WHAT IS REQUIRED: Below is a block of records; reproduce all of them exactly and leave out any pictures.

INFORMATION PROVIDED:

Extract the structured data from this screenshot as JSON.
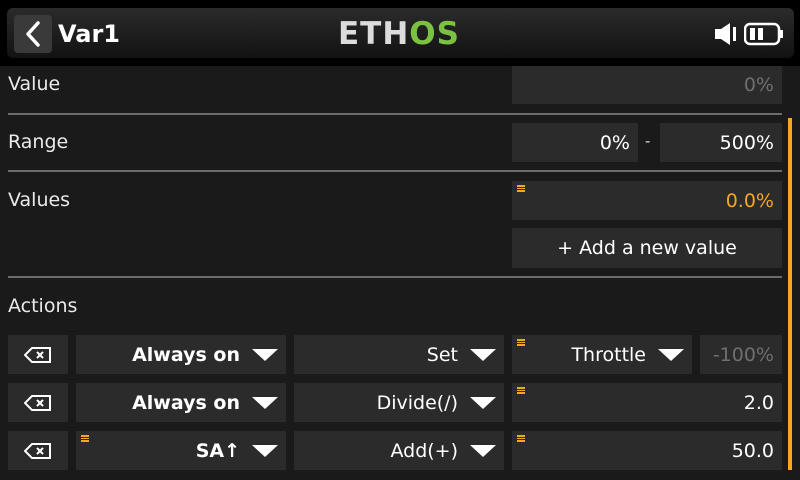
{
  "header": {
    "title": "Var1",
    "logo_main": "ETH",
    "logo_accent": "OS"
  },
  "value_row": {
    "label": "Value",
    "value": "0%"
  },
  "range_row": {
    "label": "Range",
    "min": "0%",
    "separator": "-",
    "max": "500%"
  },
  "values_row": {
    "label": "Values",
    "value": "0.0%",
    "add_button": "+ Add a new value"
  },
  "actions": {
    "label": "Actions",
    "rows": [
      {
        "condition": "Always on",
        "operation": "Set",
        "source": "Throttle",
        "value": "-100%"
      },
      {
        "condition": "Always on",
        "operation": "Divide(/)",
        "value": "2.0"
      },
      {
        "condition": "SA↑",
        "operation": "Add(+)",
        "value": "50.0"
      }
    ]
  },
  "colors": {
    "accent": "#f5a623",
    "logo_green": "#7cc242"
  }
}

FINAL RESULT:
Extract the structured data from this screenshot as JSON.
{
  "header": {
    "title": "Var1",
    "logo_main": "ETH",
    "logo_accent": "OS"
  },
  "value_row": {
    "label": "Value",
    "value": "0%"
  },
  "range_row": {
    "label": "Range",
    "min": "0%",
    "separator": "-",
    "max": "500%"
  },
  "values_row": {
    "label": "Values",
    "value": "0.0%",
    "add_button": "+ Add a new value"
  },
  "actions": {
    "label": "Actions",
    "rows": [
      {
        "condition": "Always on",
        "operation": "Set",
        "source": "Throttle",
        "value": "-100%"
      },
      {
        "condition": "Always on",
        "operation": "Divide(/)",
        "value": "2.0"
      },
      {
        "condition": "SA↑",
        "operation": "Add(+)",
        "value": "50.0"
      }
    ]
  },
  "colors": {
    "accent": "#f5a623",
    "logo_green": "#7cc242"
  }
}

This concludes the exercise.